Directive :: Leave out the pictures, then reproduce the rest of the material exactly.

Source data ::
————

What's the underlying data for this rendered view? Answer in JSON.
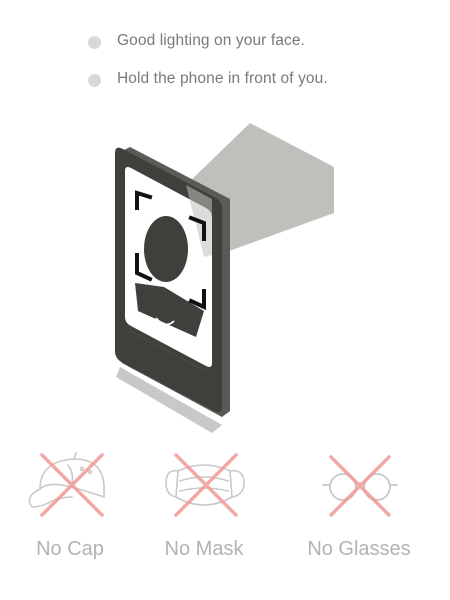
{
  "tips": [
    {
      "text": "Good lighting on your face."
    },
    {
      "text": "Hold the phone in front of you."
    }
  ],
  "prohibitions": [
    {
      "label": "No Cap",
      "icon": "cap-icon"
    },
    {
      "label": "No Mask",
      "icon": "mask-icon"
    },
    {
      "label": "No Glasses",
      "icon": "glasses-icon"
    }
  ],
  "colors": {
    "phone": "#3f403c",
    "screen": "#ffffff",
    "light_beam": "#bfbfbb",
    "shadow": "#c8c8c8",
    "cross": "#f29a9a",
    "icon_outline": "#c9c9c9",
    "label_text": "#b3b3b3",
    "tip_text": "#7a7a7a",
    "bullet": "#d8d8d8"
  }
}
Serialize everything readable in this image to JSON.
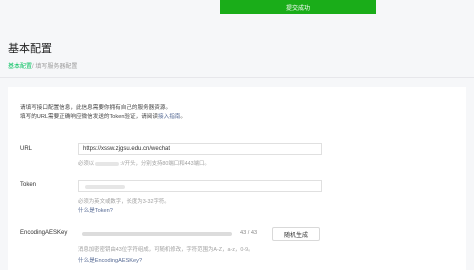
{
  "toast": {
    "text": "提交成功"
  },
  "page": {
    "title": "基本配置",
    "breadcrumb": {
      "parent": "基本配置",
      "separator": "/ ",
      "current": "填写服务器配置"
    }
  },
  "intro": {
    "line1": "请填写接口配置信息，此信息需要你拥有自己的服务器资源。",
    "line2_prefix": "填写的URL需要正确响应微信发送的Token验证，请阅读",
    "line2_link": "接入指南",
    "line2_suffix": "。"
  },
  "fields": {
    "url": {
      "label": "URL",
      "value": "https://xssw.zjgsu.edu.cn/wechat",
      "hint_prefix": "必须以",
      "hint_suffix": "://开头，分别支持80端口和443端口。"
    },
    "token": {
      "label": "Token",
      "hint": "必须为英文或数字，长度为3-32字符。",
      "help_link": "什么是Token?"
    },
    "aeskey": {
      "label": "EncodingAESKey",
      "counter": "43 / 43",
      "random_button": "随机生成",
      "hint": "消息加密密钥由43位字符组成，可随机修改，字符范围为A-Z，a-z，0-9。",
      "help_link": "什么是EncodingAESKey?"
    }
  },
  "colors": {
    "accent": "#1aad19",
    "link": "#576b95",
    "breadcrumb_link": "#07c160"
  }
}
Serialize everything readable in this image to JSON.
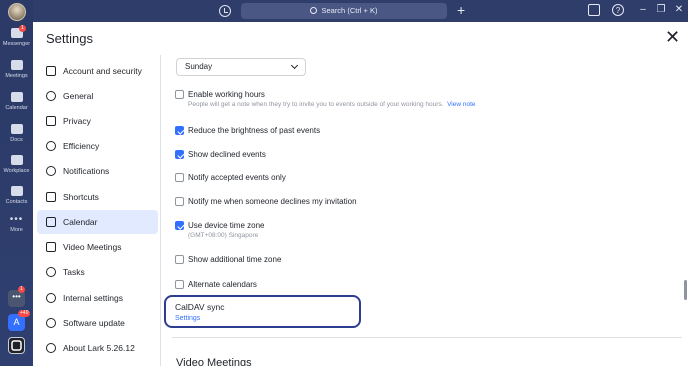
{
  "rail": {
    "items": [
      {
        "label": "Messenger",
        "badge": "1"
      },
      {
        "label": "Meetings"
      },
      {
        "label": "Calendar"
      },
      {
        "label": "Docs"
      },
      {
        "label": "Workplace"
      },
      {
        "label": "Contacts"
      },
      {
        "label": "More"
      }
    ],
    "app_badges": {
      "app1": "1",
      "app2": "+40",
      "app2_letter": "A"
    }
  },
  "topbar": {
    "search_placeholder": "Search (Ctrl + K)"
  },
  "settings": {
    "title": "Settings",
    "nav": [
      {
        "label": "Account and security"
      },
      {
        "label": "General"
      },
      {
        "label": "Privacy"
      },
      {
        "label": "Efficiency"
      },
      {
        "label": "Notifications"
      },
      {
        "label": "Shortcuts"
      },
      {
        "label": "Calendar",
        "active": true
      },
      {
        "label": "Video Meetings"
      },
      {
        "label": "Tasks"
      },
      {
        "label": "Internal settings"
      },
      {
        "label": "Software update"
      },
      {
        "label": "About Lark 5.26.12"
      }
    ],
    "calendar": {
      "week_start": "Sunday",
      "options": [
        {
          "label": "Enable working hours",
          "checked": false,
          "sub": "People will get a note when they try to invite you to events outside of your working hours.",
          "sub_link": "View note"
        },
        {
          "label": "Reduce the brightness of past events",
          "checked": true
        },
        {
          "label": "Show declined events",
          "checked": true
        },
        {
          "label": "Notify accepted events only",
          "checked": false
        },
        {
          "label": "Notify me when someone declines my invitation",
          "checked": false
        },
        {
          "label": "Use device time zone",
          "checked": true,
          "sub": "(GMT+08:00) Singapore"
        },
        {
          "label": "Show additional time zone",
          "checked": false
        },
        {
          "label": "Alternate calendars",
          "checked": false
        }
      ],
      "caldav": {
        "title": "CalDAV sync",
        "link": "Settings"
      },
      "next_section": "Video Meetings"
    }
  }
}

————

Worked solution ::
What's the underlying data for this rendered view? Answer in JSON.
{
  "tips": [
    {
      "text": "Good lighting on your face."
    },
    {
      "text": "Hold the phone in front of you."
    }
  ],
  "prohibitions": [
    {
      "label": "No Cap",
      "icon": "cap-icon"
    },
    {
      "label": "No Mask",
      "icon": "mask-icon"
    },
    {
      "label": "No Glasses",
      "icon": "glasses-icon"
    }
  ],
  "colors": {
    "phone": "#3f403c",
    "screen": "#ffffff",
    "light_beam": "#bfbfbb",
    "shadow": "#c8c8c8",
    "cross": "#f29a9a",
    "icon_outline": "#c9c9c9",
    "label_text": "#b3b3b3",
    "tip_text": "#7a7a7a",
    "bullet": "#d8d8d8"
  }
}
Serialize everything readable in this image to JSON.
{
  "toast": {
    "text": "提交成功"
  },
  "page": {
    "title": "基本配置",
    "breadcrumb": {
      "parent": "基本配置",
      "separator": "/ ",
      "current": "填写服务器配置"
    }
  },
  "intro": {
    "line1": "请填写接口配置信息，此信息需要你拥有自己的服务器资源。",
    "line2_prefix": "填写的URL需要正确响应微信发送的Token验证，请阅读",
    "line2_link": "接入指南",
    "line2_suffix": "。"
  },
  "fields": {
    "url": {
      "label": "URL",
      "value": "https://xssw.zjgsu.edu.cn/wechat",
      "hint_prefix": "必须以",
      "hint_suffix": "://开头，分别支持80端口和443端口。"
    },
    "token": {
      "label": "Token",
      "hint": "必须为英文或数字，长度为3-32字符。",
      "help_link": "什么是Token?"
    },
    "aeskey": {
      "label": "EncodingAESKey",
      "counter": "43 / 43",
      "random_button": "随机生成",
      "hint": "消息加密密钥由43位字符组成，可随机修改，字符范围为A-Z，a-z，0-9。",
      "help_link": "什么是EncodingAESKey?"
    }
  },
  "colors": {
    "accent": "#1aad19",
    "link": "#576b95",
    "breadcrumb_link": "#07c160"
  }
}
Serialize everything readable in this image to JSON.
{
  "rail": {
    "items": [
      {
        "label": "Messenger",
        "badge": "1"
      },
      {
        "label": "Meetings"
      },
      {
        "label": "Calendar"
      },
      {
        "label": "Docs"
      },
      {
        "label": "Workplace"
      },
      {
        "label": "Contacts"
      },
      {
        "label": "More"
      }
    ],
    "app_badges": {
      "app1": "1",
      "app2": "+40",
      "app2_letter": "A"
    }
  },
  "topbar": {
    "search_placeholder": "Search (Ctrl + K)"
  },
  "settings": {
    "title": "Settings",
    "nav": [
      {
        "label": "Account and security"
      },
      {
        "label": "General"
      },
      {
        "label": "Privacy"
      },
      {
        "label": "Efficiency"
      },
      {
        "label": "Notifications"
      },
      {
        "label": "Shortcuts"
      },
      {
        "label": "Calendar",
        "active": true
      },
      {
        "label": "Video Meetings"
      },
      {
        "label": "Tasks"
      },
      {
        "label": "Internal settings"
      },
      {
        "label": "Software update"
      },
      {
        "label": "About Lark 5.26.12"
      }
    ],
    "calendar": {
      "week_start": "Sunday",
      "options": [
        {
          "label": "Enable working hours",
          "checked": false,
          "sub": "People will get a note when they try to invite you to events outside of your working hours.",
          "sub_link": "View note"
        },
        {
          "label": "Reduce the brightness of past events",
          "checked": true
        },
        {
          "label": "Show declined events",
          "checked": true
        },
        {
          "label": "Notify accepted events only",
          "checked": false
        },
        {
          "label": "Notify me when someone declines my invitation",
          "checked": false
        },
        {
          "label": "Use device time zone",
          "checked": true,
          "sub": "(GMT+08:00) Singapore"
        },
        {
          "label": "Show additional time zone",
          "checked": false
        },
        {
          "label": "Alternate calendars",
          "checked": false
        }
      ],
      "caldav": {
        "title": "CalDAV sync",
        "link": "Settings"
      },
      "next_section": "Video Meetings"
    }
  }
}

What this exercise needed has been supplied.